*WRITTEN TASK 1*. In the records starting at the line that contains "- legend-suffix: – I (500°C): [73, 153, 116, 163]" and ending at the line that contains "- spectrum-panel-5: 200", switch "legend-suffix" to "legend-tail" and reproduce only those lines with no other changes.

*DOCUMENT PASSAGE*.
------------------------------------------------------------
As air mass density (ρ) decreases and dry potential temperature (θ) increases with altitude, the entropy density (s∼ρln θ) reaches a maximum – using an idealized 1D US standard atmosphere – near the tropical tropopause. Consequently, an even distribution of s across all APs results in the highest grid point density around this region (see Fig. 2). Given that N_d peaks in the lower stratosphere, and following our assumption that α∼N_d, the corresponding APs exhibit large horizontal extensions and reduced vertical separations, consistent with the observed large values of α in this region (Balluch and Haynes, 1997). In contrast, APs in the middle troposphere and upper stratosphere exhibit significantly smaller α values (cf. the ratios of the horizontal to vertical edges of the blue rectangles in Fig. 2). This relationship between N_d and α allows us to mimic the diffusive properties of the atmosphere, which is characterized by a well-mixed troposphere and strongly suppressed vertical mixing in the stratosphere, where static stability N_d is very high (see e.g. Grise et al., 2010). Using idealized 1D profiles of entropy s and Brunt–Väisälä frequency N_d from the US standard atmosphere, the CLaMS grid, defined by r(ζ) and Δz(ζ) (or rather Δζ(ζ)), is generated with r=r₀ at ζ=380 K (tropical tropopause), based on ζ values provided by the US standard atmosphere with σ_r=0.3 (Konopka et al., 2012). By varying r₀, different model resolutions can be chosen, with the standard configuration set by r₀=100 km (see Appendix B).

Figure 2 CLaMS grid extending from the Earth's surface to the mesosphere (grey points). The density of air parcels is highest around the tropical tropopause. Four idealized APs are shown: three in the free atmosphere (blue) and one in the Planetary Boundary Layer (PBL, red). While the APs in the free atmosphere are generated following the 1D entropy-static stability concept described in Konopka et al. (2012), the generation of APs in the PBL is decoupled from this procedure to ensure sufficiently high resolution, in both time and space, to resolve small-scale processes such as convective updrafts not represented in the meteorological velocity fields or various sources of tracers.
------------------------------------------------------------
*WRITTEN TASK 2*. Resume the passage on the CLaMS model grid from the point where it stops.

Lines of data
------------------------------------------------------------
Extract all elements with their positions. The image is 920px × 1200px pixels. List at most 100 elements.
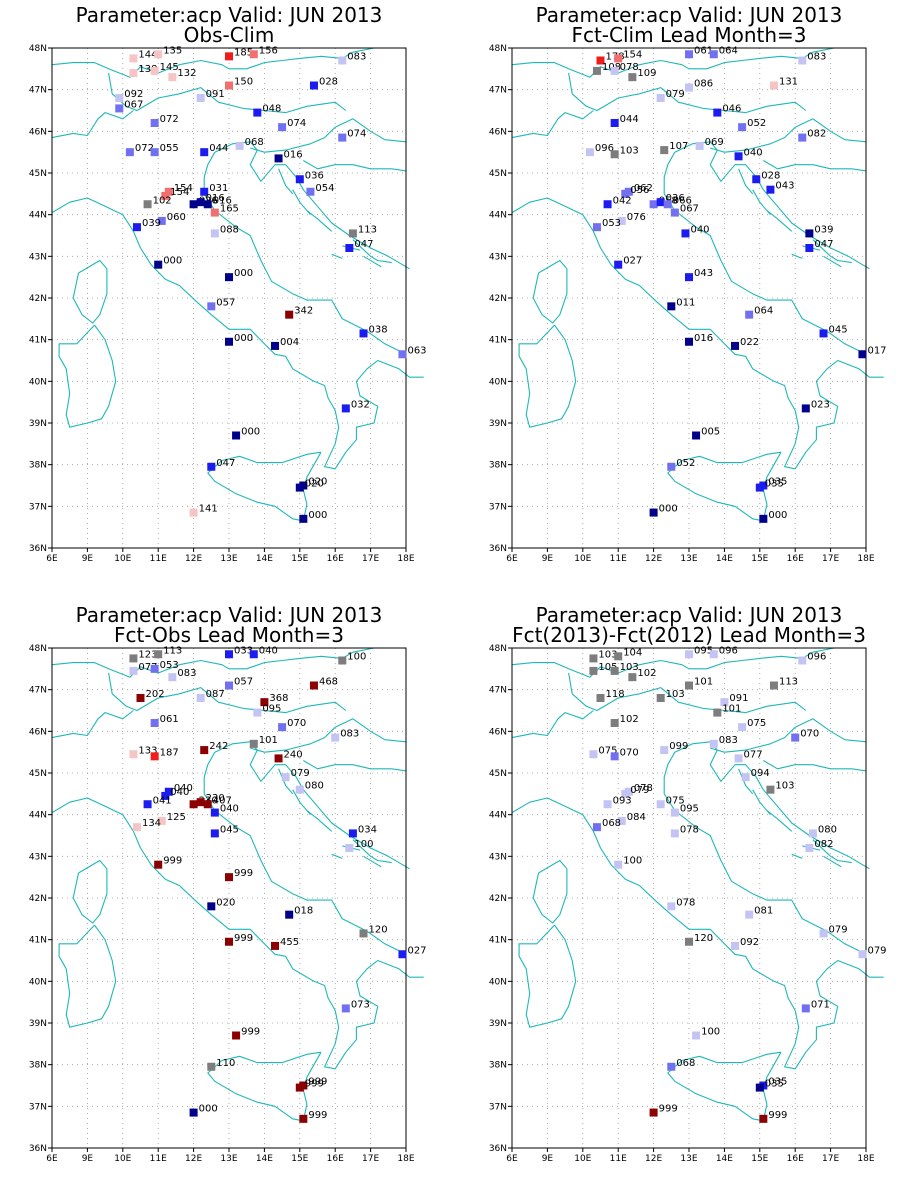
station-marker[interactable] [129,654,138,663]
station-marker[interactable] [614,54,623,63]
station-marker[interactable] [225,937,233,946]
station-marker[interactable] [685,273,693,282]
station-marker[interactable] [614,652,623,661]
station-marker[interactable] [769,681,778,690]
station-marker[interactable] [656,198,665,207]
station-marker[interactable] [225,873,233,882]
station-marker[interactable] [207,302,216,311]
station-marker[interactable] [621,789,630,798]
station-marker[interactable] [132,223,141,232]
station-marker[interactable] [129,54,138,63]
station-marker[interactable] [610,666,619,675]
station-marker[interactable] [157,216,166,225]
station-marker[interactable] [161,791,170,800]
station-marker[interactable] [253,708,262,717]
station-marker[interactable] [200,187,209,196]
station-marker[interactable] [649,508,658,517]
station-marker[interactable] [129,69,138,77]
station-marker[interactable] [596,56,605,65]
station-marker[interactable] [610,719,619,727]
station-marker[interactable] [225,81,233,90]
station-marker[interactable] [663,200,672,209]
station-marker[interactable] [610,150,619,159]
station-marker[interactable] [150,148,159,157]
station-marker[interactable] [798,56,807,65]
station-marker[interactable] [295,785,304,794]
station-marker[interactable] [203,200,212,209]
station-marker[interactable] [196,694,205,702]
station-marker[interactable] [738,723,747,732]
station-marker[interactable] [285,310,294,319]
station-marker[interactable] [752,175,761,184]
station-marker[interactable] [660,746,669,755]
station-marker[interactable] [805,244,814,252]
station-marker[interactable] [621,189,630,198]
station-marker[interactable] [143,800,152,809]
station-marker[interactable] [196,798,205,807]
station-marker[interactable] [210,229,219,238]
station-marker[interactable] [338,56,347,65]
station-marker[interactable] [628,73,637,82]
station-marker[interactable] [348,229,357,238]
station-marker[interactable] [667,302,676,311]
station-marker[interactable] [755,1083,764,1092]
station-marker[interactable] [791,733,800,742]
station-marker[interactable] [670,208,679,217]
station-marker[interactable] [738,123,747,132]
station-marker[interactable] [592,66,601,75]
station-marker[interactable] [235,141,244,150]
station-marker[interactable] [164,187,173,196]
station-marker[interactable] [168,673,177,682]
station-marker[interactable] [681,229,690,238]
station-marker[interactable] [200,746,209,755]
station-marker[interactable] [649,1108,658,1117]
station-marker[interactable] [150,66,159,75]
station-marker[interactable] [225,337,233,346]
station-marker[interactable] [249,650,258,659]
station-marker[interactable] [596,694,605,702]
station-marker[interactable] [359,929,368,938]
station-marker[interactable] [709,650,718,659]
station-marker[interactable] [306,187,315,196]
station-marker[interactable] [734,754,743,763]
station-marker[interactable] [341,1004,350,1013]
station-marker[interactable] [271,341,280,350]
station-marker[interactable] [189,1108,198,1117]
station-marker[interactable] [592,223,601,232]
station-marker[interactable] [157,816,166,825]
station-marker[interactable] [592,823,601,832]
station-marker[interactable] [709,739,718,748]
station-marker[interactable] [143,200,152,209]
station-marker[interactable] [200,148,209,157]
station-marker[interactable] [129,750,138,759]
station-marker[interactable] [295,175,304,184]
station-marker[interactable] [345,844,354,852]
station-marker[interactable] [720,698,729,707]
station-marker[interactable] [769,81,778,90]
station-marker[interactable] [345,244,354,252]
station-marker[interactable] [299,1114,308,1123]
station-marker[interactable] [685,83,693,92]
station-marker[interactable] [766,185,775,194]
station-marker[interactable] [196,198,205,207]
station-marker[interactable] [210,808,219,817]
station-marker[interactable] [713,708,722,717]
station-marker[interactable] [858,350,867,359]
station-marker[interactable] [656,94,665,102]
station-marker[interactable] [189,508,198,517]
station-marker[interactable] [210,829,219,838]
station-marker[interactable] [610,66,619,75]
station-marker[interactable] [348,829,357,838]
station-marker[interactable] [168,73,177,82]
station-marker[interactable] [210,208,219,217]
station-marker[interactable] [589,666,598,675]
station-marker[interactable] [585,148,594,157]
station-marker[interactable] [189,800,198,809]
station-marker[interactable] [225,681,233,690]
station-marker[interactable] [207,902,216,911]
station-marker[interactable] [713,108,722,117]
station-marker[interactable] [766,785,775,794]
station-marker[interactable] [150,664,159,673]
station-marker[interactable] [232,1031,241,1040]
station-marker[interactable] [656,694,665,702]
------------------------------------------------------------
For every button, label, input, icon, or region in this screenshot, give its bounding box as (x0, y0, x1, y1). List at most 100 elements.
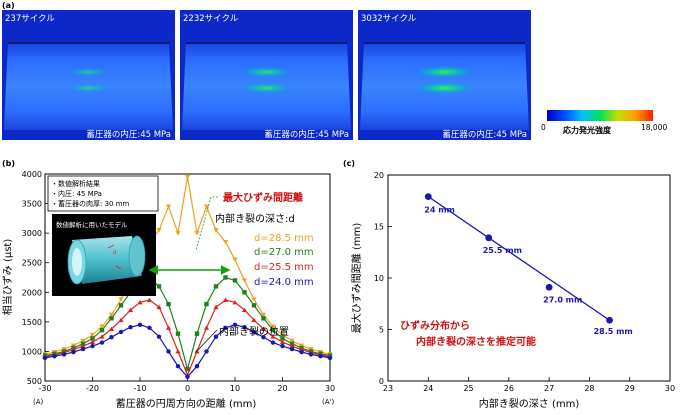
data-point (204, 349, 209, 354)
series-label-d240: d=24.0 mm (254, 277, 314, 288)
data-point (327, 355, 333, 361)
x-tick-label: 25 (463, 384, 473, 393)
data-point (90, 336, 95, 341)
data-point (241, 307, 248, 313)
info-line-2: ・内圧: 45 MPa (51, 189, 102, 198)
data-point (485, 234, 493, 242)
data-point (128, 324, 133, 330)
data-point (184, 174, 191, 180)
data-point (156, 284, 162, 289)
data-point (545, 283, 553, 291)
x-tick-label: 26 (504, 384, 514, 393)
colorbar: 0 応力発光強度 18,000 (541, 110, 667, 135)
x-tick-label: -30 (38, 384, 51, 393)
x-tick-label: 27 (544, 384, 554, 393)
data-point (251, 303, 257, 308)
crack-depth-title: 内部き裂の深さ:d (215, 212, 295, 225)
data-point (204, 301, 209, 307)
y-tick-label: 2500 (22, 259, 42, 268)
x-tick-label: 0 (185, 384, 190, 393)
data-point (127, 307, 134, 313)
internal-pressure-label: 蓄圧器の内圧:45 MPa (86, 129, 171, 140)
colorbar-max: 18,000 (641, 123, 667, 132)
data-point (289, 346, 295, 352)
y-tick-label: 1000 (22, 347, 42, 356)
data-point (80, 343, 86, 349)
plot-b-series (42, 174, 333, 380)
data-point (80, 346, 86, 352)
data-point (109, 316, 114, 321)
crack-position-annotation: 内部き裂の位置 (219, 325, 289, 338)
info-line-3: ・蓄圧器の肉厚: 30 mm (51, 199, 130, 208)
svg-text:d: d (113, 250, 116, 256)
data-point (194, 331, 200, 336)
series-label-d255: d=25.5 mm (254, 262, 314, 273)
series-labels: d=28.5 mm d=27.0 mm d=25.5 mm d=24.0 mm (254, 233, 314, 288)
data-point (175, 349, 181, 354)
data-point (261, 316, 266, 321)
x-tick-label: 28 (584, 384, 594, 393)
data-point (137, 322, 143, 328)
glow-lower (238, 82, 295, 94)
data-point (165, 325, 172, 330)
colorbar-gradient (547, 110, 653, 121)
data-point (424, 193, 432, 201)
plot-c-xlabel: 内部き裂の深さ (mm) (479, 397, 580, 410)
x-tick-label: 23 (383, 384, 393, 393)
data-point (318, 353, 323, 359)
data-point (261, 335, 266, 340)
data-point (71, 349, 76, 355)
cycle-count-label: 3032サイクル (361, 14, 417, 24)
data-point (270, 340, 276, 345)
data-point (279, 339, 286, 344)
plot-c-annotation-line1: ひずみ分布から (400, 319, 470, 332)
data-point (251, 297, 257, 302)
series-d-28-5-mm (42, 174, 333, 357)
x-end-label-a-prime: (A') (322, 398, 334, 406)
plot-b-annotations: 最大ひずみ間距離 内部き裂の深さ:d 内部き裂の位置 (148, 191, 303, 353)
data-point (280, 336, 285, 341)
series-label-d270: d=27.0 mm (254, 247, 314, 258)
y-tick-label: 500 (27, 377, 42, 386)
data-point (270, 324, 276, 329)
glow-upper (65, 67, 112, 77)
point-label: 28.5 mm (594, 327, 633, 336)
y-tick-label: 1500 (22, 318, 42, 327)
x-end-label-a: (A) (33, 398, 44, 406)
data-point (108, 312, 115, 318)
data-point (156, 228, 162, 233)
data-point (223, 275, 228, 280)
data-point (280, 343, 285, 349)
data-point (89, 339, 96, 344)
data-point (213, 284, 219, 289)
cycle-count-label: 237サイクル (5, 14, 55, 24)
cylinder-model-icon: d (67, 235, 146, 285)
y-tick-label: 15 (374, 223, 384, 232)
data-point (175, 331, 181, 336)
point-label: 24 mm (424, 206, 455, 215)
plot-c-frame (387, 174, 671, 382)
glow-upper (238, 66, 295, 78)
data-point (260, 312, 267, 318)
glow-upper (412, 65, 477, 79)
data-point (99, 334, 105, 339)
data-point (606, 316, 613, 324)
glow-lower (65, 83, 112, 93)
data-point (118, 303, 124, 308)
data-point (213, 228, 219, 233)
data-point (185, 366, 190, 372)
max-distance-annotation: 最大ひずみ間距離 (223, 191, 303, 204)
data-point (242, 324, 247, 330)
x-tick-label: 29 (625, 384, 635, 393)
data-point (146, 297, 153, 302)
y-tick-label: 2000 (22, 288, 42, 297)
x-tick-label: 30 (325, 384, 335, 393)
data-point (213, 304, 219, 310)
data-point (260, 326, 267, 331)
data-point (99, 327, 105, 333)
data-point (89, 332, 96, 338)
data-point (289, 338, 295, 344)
------------------------------------------------------------
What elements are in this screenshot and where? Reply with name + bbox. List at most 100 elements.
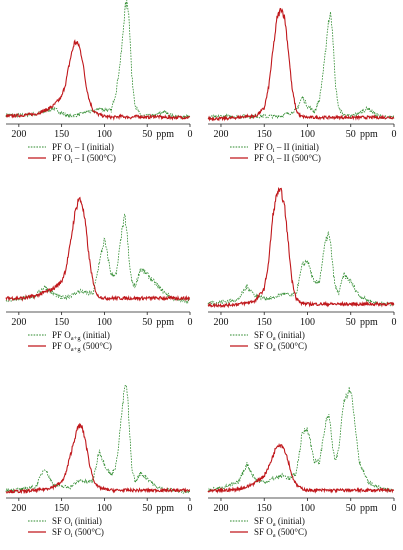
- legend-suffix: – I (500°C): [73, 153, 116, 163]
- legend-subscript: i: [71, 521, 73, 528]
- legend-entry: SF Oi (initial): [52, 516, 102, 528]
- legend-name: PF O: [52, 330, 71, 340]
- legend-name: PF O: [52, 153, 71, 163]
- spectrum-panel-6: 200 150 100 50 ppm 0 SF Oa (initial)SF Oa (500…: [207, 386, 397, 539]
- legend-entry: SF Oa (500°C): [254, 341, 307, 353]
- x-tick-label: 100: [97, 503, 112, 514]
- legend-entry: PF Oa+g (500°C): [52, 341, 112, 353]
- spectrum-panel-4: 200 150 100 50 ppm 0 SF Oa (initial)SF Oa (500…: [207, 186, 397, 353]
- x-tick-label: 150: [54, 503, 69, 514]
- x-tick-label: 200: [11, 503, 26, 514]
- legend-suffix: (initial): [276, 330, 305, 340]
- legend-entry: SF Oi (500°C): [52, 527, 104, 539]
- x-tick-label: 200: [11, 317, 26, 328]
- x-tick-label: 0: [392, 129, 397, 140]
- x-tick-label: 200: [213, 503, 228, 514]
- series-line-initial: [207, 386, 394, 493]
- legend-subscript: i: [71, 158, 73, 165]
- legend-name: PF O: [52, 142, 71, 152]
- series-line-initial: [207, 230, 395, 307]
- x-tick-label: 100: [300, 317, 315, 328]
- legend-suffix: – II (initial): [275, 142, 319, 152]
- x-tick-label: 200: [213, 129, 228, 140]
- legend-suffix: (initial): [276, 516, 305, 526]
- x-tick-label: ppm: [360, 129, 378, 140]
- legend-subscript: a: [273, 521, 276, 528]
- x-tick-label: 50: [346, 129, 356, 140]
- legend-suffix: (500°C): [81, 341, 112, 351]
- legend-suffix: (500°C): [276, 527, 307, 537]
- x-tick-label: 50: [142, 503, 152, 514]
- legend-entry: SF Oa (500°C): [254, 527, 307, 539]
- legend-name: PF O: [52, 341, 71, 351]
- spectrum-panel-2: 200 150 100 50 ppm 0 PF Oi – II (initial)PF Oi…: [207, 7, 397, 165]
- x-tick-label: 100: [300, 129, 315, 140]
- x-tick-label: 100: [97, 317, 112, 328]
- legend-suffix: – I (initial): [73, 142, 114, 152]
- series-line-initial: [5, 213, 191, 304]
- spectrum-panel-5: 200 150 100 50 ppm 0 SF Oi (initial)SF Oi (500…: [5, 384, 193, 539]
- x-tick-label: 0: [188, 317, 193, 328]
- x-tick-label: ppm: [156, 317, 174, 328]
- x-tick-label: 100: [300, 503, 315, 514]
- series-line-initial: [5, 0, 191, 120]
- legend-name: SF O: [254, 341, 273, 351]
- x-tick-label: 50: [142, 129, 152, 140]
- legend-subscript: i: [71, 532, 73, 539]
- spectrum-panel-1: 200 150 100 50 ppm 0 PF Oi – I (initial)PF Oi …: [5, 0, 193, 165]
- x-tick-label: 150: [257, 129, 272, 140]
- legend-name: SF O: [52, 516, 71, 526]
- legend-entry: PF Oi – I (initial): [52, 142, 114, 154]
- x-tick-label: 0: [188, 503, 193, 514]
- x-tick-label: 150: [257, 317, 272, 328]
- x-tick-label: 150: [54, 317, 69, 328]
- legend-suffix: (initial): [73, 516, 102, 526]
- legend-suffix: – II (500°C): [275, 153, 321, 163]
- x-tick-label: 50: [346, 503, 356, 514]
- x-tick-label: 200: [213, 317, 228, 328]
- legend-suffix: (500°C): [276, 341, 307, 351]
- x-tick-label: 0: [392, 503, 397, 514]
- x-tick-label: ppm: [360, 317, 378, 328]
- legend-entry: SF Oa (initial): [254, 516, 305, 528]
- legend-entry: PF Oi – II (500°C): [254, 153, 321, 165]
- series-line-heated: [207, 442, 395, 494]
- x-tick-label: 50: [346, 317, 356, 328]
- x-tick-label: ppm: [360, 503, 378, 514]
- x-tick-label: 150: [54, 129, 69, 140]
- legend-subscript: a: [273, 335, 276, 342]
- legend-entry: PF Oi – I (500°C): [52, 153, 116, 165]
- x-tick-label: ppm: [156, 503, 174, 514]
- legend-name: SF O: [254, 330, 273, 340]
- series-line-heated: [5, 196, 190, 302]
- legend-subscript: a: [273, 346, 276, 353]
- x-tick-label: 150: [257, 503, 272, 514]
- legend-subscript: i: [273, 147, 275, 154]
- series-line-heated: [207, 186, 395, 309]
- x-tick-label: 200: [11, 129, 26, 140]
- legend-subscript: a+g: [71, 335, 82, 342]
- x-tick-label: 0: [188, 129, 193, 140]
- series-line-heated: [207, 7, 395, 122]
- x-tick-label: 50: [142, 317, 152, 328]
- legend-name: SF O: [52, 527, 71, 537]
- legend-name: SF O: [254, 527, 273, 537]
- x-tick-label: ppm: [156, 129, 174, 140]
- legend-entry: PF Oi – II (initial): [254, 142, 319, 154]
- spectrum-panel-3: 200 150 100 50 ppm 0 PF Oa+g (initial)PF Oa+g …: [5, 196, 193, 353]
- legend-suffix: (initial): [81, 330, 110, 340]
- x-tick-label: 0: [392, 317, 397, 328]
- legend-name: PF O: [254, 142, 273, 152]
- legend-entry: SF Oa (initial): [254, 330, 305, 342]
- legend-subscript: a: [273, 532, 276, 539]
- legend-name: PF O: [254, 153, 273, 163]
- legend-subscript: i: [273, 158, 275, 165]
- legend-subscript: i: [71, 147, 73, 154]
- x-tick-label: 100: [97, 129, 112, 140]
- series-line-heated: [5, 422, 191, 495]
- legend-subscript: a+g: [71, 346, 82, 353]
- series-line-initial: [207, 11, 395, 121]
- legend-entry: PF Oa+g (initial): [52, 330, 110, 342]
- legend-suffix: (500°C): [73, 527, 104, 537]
------------------------------------------------------------
*EXERCISE OUTPUT 1*.
- legend-tail: – I (500°C): [73, 153, 116, 163]
- legend-subscript: i: [71, 521, 73, 528]
- legend-entry: SF Oi (initial): [52, 516, 102, 528]
- legend-name: PF O: [52, 330, 71, 340]
- legend-name: PF O: [52, 153, 71, 163]
- spectrum-panel-6: 200 150 100 50 ppm 0 SF Oa (initial)SF Oa (500…: [207, 386, 397, 539]
- legend-entry: SF Oa (500°C): [254, 341, 307, 353]
- x-tick-label: 100: [97, 503, 112, 514]
- legend-entry: PF Oa+g (500°C): [52, 341, 112, 353]
- spectrum-panel-4: 200 150 100 50 ppm 0 SF Oa (initial)SF Oa (500…: [207, 186, 397, 353]
- x-tick-label: 150: [54, 503, 69, 514]
- x-tick-label: 200: [11, 503, 26, 514]
- legend-tail: (initial): [276, 330, 305, 340]
- legend-entry: SF Oi (500°C): [52, 527, 104, 539]
- x-tick-label: 200: [11, 317, 26, 328]
- x-tick-label: 0: [392, 129, 397, 140]
- x-tick-label: 200: [213, 503, 228, 514]
- series-line-initial: [207, 386, 394, 493]
- legend-subscript: i: [71, 158, 73, 165]
- legend-name: PF O: [52, 142, 71, 152]
- series-line-initial: [207, 230, 395, 307]
- x-tick-label: 100: [300, 317, 315, 328]
- legend-tail: – II (initial): [275, 142, 319, 152]
- x-tick-label: 200: [213, 129, 228, 140]
- legend-tail: (initial): [276, 516, 305, 526]
- x-tick-label: ppm: [360, 129, 378, 140]
- legend-subscript: a: [273, 521, 276, 528]
- x-tick-label: 50: [346, 129, 356, 140]
- legend-tail: (500°C): [81, 341, 112, 351]
- legend-tail: (500°C): [276, 527, 307, 537]
- x-tick-label: 50: [142, 503, 152, 514]
- legend-entry: SF Oa (500°C): [254, 527, 307, 539]
- legend-name: PF O: [52, 341, 71, 351]
- spectrum-panel-2: 200 150 100 50 ppm 0 PF Oi – II (initial)PF Oi…: [207, 7, 397, 165]
- x-tick-label: 100: [300, 129, 315, 140]
- x-tick-label: 100: [97, 317, 112, 328]
- legend-tail: – I (initial): [73, 142, 114, 152]
- series-line-initial: [5, 213, 191, 304]
- spectrum-panel-5: 200 150 100 50 ppm 0 SF Oi (initial)SF Oi (500…: [5, 384, 193, 539]

*EXERCISE OUTPUT 2*.
While this grid design, based on simple thermodynamics, provides a good approximation for the free atmosphere, it becomes less applicable near the Earth's surface, where transport is strongly influenced by boundary effects such as friction and convection. In this region, interactions with the Earth's surface and PBL dynamics introduce additional small-scale sources of tracers and convective updrafts from small areas (∼1 km² and below), which are critical for accurate modeling of atmospheric transport. Examples of such small-scale sources include localized emissions from urban centers, industrial facilities, and biomass burning events, as well as biogenic emissions from vegetation. To account for these boundary effects, additional information must be integrated into the model. In information theory, Shannon entropy is sometimes used to quantify these additional entropy fluxes (Shannon, 1948). In our simplified approach, we decouple the APs in the PBL from those in the free atmosphere and significantly increase the resolution within the PBL by reducing the volume of the respective APs. This enhanced resolution more accurately captures the finer-scale processes characteristic of near-surface atmospheric dynamics.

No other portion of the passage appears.